**WORK REQUIRED**
What is the number of lines in these records that hold the word "Fretibacterium"? Reply with that number alone.

**EXTRACTED RECORDS**
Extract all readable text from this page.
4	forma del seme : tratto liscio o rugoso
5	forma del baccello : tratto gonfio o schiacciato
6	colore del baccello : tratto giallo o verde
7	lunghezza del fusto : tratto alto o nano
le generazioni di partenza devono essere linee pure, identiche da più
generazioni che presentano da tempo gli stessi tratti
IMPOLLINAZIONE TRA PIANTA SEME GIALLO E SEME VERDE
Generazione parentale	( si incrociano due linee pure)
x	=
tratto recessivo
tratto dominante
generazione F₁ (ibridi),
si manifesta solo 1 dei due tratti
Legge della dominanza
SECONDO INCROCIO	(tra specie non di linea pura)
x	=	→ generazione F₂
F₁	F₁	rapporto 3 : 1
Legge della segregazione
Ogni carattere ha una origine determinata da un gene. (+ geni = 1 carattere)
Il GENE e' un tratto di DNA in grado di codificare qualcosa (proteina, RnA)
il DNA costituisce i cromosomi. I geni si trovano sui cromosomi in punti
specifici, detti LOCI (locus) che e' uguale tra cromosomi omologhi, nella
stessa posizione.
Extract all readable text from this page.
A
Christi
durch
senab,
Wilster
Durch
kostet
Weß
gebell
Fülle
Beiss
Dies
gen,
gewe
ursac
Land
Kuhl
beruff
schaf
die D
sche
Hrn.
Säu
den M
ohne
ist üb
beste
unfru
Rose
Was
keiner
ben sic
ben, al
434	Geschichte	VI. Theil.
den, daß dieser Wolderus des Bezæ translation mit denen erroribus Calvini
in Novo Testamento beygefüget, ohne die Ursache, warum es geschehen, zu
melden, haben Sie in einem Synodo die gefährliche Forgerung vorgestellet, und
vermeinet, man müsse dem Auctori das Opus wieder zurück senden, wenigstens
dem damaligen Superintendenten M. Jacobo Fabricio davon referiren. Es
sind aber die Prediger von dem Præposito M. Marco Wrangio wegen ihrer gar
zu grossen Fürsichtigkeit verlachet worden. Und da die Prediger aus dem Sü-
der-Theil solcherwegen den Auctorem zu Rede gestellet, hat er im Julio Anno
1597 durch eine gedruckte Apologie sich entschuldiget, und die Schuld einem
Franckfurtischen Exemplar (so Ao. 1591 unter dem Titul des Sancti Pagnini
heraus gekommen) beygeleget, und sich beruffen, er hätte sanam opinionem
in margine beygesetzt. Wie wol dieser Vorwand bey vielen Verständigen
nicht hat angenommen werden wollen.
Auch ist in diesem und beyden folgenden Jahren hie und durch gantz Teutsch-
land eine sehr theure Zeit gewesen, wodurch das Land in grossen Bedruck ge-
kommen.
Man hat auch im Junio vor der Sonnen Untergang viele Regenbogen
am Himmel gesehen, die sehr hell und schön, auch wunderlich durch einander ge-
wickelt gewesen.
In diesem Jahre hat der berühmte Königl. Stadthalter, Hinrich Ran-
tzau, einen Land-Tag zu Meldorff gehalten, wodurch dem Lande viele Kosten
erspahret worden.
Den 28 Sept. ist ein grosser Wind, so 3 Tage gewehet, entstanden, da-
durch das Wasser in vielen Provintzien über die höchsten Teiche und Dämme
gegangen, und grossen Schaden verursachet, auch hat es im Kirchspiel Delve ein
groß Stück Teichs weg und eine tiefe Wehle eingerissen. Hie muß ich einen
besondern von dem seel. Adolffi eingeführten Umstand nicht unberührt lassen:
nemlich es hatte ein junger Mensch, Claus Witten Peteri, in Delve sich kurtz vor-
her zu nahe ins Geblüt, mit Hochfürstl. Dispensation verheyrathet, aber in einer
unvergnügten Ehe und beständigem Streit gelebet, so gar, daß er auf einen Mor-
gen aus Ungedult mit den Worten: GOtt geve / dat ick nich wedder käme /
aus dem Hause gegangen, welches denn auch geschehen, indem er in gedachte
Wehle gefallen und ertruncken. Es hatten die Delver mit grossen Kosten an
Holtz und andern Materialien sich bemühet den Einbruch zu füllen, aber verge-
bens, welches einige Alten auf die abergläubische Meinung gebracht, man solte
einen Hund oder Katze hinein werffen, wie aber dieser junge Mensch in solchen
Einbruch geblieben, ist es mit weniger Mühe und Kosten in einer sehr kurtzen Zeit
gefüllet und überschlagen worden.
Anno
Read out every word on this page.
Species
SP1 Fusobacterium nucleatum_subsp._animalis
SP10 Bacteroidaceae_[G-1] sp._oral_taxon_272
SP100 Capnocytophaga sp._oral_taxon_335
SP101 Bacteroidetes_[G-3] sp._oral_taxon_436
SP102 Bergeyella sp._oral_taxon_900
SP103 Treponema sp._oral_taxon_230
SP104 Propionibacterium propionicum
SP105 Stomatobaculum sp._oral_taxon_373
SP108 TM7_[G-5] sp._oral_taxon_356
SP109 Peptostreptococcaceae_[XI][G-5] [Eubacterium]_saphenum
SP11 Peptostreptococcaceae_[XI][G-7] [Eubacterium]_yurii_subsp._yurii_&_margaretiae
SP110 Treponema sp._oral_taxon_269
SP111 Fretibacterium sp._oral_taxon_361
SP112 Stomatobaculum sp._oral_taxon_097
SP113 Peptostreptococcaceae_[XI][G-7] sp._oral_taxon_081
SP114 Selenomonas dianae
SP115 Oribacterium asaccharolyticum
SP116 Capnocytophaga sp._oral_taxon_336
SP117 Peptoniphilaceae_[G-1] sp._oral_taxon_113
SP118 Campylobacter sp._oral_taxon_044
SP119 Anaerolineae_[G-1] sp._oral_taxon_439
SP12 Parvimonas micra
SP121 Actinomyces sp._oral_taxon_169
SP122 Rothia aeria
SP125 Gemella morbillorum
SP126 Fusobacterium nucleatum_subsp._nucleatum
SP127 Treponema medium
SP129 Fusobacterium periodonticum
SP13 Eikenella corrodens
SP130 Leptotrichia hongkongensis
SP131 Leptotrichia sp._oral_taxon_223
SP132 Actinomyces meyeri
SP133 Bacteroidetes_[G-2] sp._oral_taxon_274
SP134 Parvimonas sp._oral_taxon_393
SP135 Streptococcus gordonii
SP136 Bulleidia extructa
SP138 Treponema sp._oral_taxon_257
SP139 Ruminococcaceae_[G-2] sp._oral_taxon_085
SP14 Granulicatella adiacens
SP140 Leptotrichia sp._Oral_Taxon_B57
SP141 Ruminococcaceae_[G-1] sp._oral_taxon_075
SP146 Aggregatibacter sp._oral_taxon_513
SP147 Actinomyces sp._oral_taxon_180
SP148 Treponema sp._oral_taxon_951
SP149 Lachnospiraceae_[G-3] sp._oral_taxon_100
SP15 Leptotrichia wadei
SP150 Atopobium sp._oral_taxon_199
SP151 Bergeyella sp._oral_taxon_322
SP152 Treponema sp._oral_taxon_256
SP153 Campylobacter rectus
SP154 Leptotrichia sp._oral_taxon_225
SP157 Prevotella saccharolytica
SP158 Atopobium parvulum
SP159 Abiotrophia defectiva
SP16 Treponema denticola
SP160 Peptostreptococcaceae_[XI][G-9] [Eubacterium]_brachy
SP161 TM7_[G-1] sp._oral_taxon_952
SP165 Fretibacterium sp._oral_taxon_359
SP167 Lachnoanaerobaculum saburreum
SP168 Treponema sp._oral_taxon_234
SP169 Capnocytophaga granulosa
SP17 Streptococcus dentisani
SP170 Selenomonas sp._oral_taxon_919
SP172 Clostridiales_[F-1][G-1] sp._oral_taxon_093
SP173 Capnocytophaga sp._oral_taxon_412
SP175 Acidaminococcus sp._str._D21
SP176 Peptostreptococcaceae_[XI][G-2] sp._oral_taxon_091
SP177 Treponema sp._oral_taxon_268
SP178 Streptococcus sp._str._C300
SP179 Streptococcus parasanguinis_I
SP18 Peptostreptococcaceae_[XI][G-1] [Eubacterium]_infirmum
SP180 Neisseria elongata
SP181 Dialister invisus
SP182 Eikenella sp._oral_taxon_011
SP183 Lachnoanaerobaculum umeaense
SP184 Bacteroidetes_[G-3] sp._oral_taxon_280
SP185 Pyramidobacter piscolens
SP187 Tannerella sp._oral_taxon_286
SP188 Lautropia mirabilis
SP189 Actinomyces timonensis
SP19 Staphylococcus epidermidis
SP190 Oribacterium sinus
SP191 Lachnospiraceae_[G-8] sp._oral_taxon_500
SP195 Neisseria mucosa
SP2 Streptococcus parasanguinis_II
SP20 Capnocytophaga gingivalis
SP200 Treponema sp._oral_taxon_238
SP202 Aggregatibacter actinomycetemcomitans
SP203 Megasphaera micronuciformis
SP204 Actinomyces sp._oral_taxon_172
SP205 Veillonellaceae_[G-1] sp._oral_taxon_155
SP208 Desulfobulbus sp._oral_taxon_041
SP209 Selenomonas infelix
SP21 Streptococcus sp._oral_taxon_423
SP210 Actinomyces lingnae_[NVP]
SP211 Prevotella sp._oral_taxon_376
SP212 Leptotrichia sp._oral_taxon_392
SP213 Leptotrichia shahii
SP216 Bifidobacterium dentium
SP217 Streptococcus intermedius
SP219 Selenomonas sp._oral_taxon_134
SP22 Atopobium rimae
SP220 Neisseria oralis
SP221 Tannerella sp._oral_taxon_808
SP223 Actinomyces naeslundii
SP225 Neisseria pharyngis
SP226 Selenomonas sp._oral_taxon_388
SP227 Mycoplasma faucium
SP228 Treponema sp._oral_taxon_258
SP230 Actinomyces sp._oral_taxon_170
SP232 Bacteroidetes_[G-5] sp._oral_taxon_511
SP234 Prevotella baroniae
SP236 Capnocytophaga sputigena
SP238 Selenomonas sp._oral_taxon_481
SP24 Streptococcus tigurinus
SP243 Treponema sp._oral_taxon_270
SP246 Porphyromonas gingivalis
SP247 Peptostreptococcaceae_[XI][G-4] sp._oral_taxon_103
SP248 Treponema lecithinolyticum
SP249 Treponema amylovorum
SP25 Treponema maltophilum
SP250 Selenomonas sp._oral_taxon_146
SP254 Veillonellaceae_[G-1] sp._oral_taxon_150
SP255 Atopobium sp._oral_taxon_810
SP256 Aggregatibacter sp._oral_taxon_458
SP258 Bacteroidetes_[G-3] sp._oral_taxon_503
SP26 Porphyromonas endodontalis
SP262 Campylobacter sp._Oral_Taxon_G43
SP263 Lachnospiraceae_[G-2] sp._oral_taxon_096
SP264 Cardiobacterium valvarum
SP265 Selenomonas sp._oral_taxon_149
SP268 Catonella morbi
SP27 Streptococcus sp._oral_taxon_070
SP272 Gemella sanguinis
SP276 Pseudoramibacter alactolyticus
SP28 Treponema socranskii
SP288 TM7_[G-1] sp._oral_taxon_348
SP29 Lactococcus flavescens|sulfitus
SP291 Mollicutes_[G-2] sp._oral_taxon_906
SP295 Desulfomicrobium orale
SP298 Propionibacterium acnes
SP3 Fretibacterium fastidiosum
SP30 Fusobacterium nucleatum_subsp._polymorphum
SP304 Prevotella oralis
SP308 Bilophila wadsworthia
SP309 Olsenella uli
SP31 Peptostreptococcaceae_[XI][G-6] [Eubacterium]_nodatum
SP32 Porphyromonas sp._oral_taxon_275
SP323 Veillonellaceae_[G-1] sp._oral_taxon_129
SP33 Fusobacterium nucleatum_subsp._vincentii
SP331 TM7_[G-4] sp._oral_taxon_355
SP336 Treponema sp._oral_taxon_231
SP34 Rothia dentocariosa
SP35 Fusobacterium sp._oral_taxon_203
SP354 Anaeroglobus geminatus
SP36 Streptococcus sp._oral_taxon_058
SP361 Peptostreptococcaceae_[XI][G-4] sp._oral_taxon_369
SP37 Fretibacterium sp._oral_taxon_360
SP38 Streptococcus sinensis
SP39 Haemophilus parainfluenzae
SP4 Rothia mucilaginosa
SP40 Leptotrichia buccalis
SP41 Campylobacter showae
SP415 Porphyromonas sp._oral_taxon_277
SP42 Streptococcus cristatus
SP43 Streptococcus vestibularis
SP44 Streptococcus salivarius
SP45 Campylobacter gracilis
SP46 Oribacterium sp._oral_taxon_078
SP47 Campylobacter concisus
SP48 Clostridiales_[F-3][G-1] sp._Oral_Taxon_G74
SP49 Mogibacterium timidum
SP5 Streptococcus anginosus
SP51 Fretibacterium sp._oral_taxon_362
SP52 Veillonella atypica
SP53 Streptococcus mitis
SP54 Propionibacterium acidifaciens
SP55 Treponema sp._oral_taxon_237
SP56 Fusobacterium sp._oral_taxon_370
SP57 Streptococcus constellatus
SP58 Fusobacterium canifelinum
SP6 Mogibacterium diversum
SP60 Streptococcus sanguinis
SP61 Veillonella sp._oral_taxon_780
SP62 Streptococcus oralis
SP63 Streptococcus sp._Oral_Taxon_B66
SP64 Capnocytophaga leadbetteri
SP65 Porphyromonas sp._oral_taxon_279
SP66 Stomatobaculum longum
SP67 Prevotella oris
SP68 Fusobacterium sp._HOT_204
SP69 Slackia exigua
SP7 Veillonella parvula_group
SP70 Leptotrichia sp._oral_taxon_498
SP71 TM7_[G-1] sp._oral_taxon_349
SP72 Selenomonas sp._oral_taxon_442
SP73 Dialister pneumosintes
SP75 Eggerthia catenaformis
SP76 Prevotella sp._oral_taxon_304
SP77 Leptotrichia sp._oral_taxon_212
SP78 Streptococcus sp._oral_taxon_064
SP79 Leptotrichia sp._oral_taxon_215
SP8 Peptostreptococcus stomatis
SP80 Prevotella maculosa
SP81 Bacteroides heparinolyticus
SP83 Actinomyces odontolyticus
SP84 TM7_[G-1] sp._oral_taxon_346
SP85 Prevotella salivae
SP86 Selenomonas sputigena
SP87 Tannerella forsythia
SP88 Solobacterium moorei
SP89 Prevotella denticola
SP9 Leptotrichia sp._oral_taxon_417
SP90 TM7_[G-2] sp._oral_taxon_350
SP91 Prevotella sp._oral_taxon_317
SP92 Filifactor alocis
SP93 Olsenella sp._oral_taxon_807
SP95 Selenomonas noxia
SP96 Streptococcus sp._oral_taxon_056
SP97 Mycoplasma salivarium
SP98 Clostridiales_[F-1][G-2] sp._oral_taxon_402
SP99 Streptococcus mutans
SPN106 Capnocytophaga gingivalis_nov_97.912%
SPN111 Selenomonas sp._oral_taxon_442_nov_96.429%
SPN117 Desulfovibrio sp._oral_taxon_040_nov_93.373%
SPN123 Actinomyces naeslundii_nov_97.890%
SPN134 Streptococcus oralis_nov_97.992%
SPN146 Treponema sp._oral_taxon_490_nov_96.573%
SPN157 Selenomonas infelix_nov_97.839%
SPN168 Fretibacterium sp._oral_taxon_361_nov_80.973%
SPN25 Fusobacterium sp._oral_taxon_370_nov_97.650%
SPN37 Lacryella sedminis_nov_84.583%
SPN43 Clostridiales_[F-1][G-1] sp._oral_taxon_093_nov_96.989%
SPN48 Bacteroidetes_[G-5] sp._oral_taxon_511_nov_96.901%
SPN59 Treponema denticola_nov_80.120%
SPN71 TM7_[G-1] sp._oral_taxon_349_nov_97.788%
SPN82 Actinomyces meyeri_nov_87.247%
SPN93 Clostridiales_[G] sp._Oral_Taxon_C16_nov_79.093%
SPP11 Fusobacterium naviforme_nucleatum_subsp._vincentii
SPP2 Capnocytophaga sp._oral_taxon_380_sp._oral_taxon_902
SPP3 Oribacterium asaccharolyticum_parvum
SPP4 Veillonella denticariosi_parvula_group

**PROBLEM SOLUTION**
6